Start of Records provided
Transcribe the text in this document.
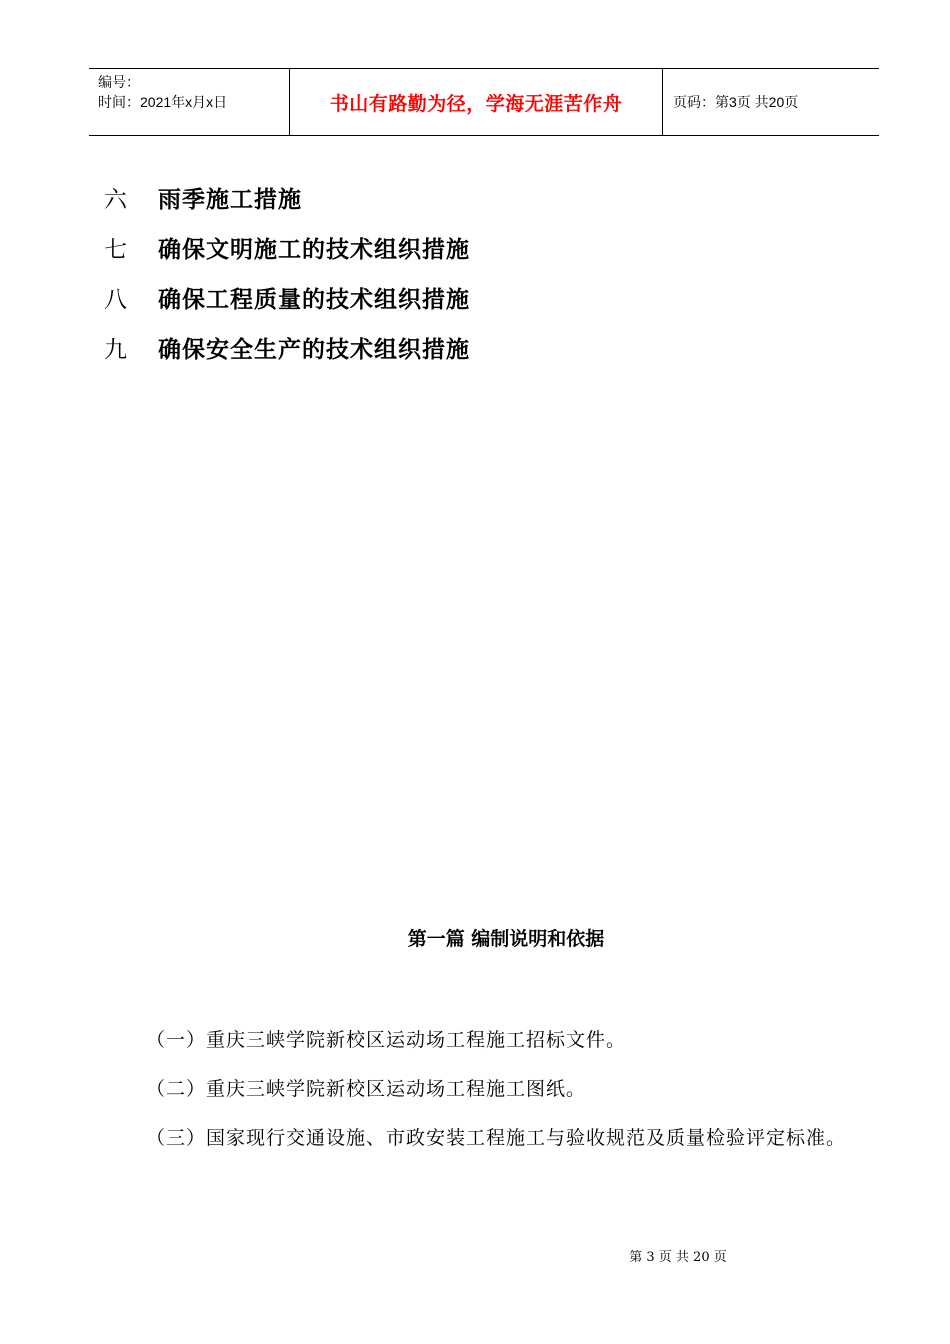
编号：
时间：2021年x月x日	书山有路勤为径，学海无涯苦作舟	页码：第3页 共20页
六	雨季施工措施
七	确保文明施工的技术组织措施
八	确保工程质量的技术组织措施
九	确保安全生产的技术组织措施
第一篇 编制说明和依据
（一）重庆三峡学院新校区运动场工程施工招标文件。
（二）重庆三峡学院新校区运动场工程施工图纸。
（三）国家现行交通设施、市政安装工程施工与验收规范及质量检验评定标准。
第 3 页 共 20 页
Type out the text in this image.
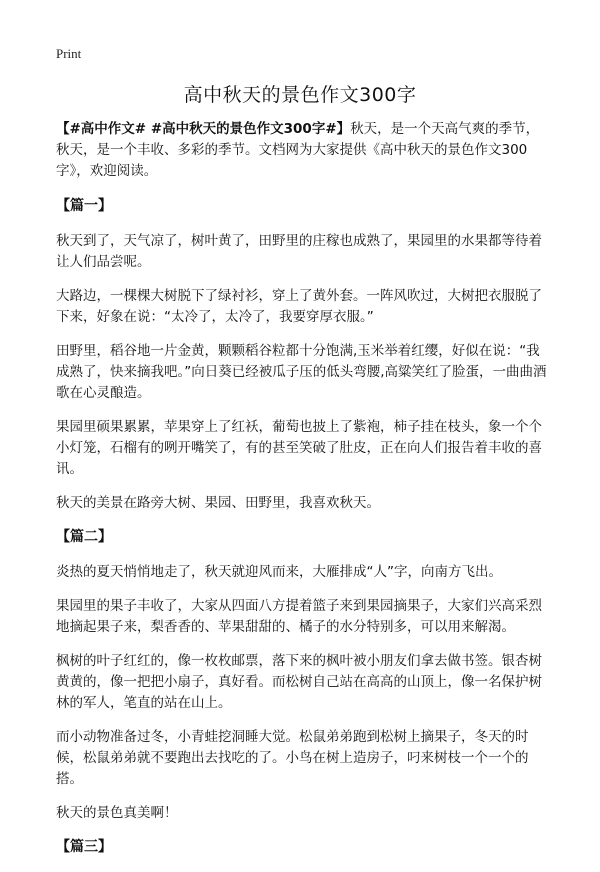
Print
高中秋天的景色作文300字

【#高中作文# #高中秋天的景色作文300字#】秋天，是一个天高气爽的季节，秋天，是一个丰收、多彩的季节。文档网为大家提供《高中秋天的景色作文300字》，欢迎阅读。

【篇一】

秋天到了，天气凉了，树叶黄了，田野里的庄稼也成熟了，果园里的水果都等待着让人们品尝呢。

大路边，一棵棵大树脱下了绿衬衫，穿上了黄外套。一阵风吹过，大树把衣服脱了下来，好象在说：“太冷了，太冷了，我要穿厚衣服。”

田野里，稻谷地一片金黄，颗颗稻谷粒都十分饱满,玉米举着红缨，好似在说：“我成熟了，快来摘我吧。”向日葵已经被瓜子压的低头弯腰,高粱笑红了脸蛋，一曲曲酒歌在心灵酿造。

果园里硕果累累，苹果穿上了红袄，葡萄也披上了紫袍，柿子挂在枝头，象一个个小灯笼，石榴有的咧开嘴笑了，有的甚至笑破了肚皮，正在向人们报告着丰收的喜讯。

秋天的美景在路旁大树、果园、田野里，我喜欢秋天。

【篇二】

炎热的夏天悄悄地走了，秋天就迎风而来，大雁排成“人”字，向南方飞出。

果园里的果子丰收了，大家从四面八方提着篮子来到果园摘果子，大家们兴高采烈地摘起果子来，梨香香的、苹果甜甜的、橘子的水分特别多，可以用来解渴。

枫树的叶子红红的，像一枚枚邮票，落下来的枫叶被小朋友们拿去做书签。银杏树黄黄的，像一把把小扇子，真好看。而松树自己站在高高的山顶上，像一名保护树林的军人，笔直的站在山上。

而小动物准备过冬，小青蛙挖洞睡大觉。松鼠弟弟跑到松树上摘果子，冬天的时候，松鼠弟弟就不要跑出去找吃的了。小鸟在树上造房子，叼来树枝一个一个的搭。

秋天的景色真美啊！

【篇三】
End of Records provided
Reproduce the entries above without change, omitting all pictures.

Output for this task:
Transcribe the text in this document.
编号：
时间：2021年x月x日	书山有路勤为径，学海无涯苦作舟	页码：第3页 共20页
六	雨季施工措施
七	确保文明施工的技术组织措施
八	确保工程质量的技术组织措施
九	确保安全生产的技术组织措施
第一篇 编制说明和依据
（一）重庆三峡学院新校区运动场工程施工招标文件。
（二）重庆三峡学院新校区运动场工程施工图纸。
（三）国家现行交通设施、市政安装工程施工与验收规范及质量检验评定标准。
第 3 页 共 20 页
Type out the text in this image.
Print
高中秋天的景色作文300字

【#高中作文# #高中秋天的景色作文300字#】秋天，是一个天高气爽的季节，秋天，是一个丰收、多彩的季节。文档网为大家提供《高中秋天的景色作文300字》，欢迎阅读。

【篇一】

秋天到了，天气凉了，树叶黄了，田野里的庄稼也成熟了，果园里的水果都等待着让人们品尝呢。

大路边，一棵棵大树脱下了绿衬衫，穿上了黄外套。一阵风吹过，大树把衣服脱了下来，好象在说：“太冷了，太冷了，我要穿厚衣服。”

田野里，稻谷地一片金黄，颗颗稻谷粒都十分饱满,玉米举着红缨，好似在说：“我成熟了，快来摘我吧。”向日葵已经被瓜子压的低头弯腰,高粱笑红了脸蛋，一曲曲酒歌在心灵酿造。

果园里硕果累累，苹果穿上了红袄，葡萄也披上了紫袍，柿子挂在枝头，象一个个小灯笼，石榴有的咧开嘴笑了，有的甚至笑破了肚皮，正在向人们报告着丰收的喜讯。

秋天的美景在路旁大树、果园、田野里，我喜欢秋天。

【篇二】

炎热的夏天悄悄地走了，秋天就迎风而来，大雁排成“人”字，向南方飞出。

果园里的果子丰收了，大家从四面八方提着篮子来到果园摘果子，大家们兴高采烈地摘起果子来，梨香香的、苹果甜甜的、橘子的水分特别多，可以用来解渴。

枫树的叶子红红的，像一枚枚邮票，落下来的枫叶被小朋友们拿去做书签。银杏树黄黄的，像一把把小扇子，真好看。而松树自己站在高高的山顶上，像一名保护树林的军人，笔直的站在山上。

而小动物准备过冬，小青蛙挖洞睡大觉。松鼠弟弟跑到松树上摘果子，冬天的时候，松鼠弟弟就不要跑出去找吃的了。小鸟在树上造房子，叼来树枝一个一个的搭。

秋天的景色真美啊！

【篇三】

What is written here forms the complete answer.